* **PROBLEM REQUIREMENTS**
Repeat the whole listing exactly.

— START STORED DATA —

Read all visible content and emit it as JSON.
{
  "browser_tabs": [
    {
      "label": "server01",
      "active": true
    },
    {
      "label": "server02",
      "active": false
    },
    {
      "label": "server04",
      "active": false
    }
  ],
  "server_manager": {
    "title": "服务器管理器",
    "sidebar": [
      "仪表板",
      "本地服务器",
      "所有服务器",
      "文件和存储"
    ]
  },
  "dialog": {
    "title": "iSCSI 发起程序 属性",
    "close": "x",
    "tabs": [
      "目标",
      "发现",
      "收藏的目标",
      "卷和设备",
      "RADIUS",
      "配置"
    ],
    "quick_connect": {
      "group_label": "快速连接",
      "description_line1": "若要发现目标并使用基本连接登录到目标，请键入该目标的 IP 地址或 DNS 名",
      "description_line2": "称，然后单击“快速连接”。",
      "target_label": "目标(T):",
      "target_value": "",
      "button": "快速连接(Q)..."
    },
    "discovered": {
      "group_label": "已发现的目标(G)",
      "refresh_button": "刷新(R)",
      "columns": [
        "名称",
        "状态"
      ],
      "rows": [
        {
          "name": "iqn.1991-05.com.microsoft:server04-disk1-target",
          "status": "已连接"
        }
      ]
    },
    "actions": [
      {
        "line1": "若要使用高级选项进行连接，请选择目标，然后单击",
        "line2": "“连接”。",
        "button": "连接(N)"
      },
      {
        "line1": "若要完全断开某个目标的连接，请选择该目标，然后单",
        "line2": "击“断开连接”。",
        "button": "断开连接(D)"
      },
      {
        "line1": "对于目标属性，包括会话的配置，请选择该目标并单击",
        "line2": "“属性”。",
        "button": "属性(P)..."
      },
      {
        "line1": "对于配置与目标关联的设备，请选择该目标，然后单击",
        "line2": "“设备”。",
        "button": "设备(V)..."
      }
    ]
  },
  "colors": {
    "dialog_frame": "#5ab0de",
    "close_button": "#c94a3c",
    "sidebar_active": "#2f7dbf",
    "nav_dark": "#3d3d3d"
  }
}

— END STORED DATA —

* **TASK RESULT**
Read all visible content and emit it as JSON.
{
  "browser_tabs": [
    {
      "label": "server01",
      "active": true
    },
    {
      "label": "server02",
      "active": false
    },
    {
      "label": "server04",
      "active": false
    }
  ],
  "server_manager": {
    "title": "服务器管理器",
    "sidebar": [
      "仪表板",
      "本地服务器",
      "所有服务器",
      "文件和存储"
    ]
  },
  "dialog": {
    "title": "iSCSI 发起程序 属性",
    "close": "x",
    "tabs": [
      "目标",
      "发现",
      "收藏的目标",
      "卷和设备",
      "RADIUS",
      "配置"
    ],
    "quick_connect": {
      "group_label": "快速连接",
      "description_line1": "若要发现目标并使用基本连接登录到目标，请键入该目标的 IP 地址或 DNS 名",
      "description_line2": "称，然后单击“快速连接”。",
      "target_label": "目标(T):",
      "target_value": "",
      "button": "快速连接(Q)..."
    },
    "discovered": {
      "group_label": "已发现的目标(G)",
      "refresh_button": "刷新(R)",
      "columns": [
        "名称",
        "状态"
      ],
      "rows": [
        {
          "name": "iqn.1991-05.com.microsoft:server04-disk1-target",
          "status": "已连接"
        }
      ]
    },
    "actions": [
      {
        "line1": "若要使用高级选项进行连接，请选择目标，然后单击",
        "line2": "“连接”。",
        "button": "连接(N)"
      },
      {
        "line1": "若要完全断开某个目标的连接，请选择该目标，然后单",
        "line2": "击“断开连接”。",
        "button": "断开连接(D)"
      },
      {
        "line1": "对于目标属性，包括会话的配置，请选择该目标并单击",
        "line2": "“属性”。",
        "button": "属性(P)..."
      },
      {
        "line1": "对于配置与目标关联的设备，请选择该目标，然后单击",
        "line2": "“设备”。",
        "button": "设备(V)..."
      }
    ]
  },
  "colors": {
    "dialog_frame": "#5ab0de",
    "close_button": "#c94a3c",
    "sidebar_active": "#2f7dbf",
    "nav_dark": "#3d3d3d"
  }
}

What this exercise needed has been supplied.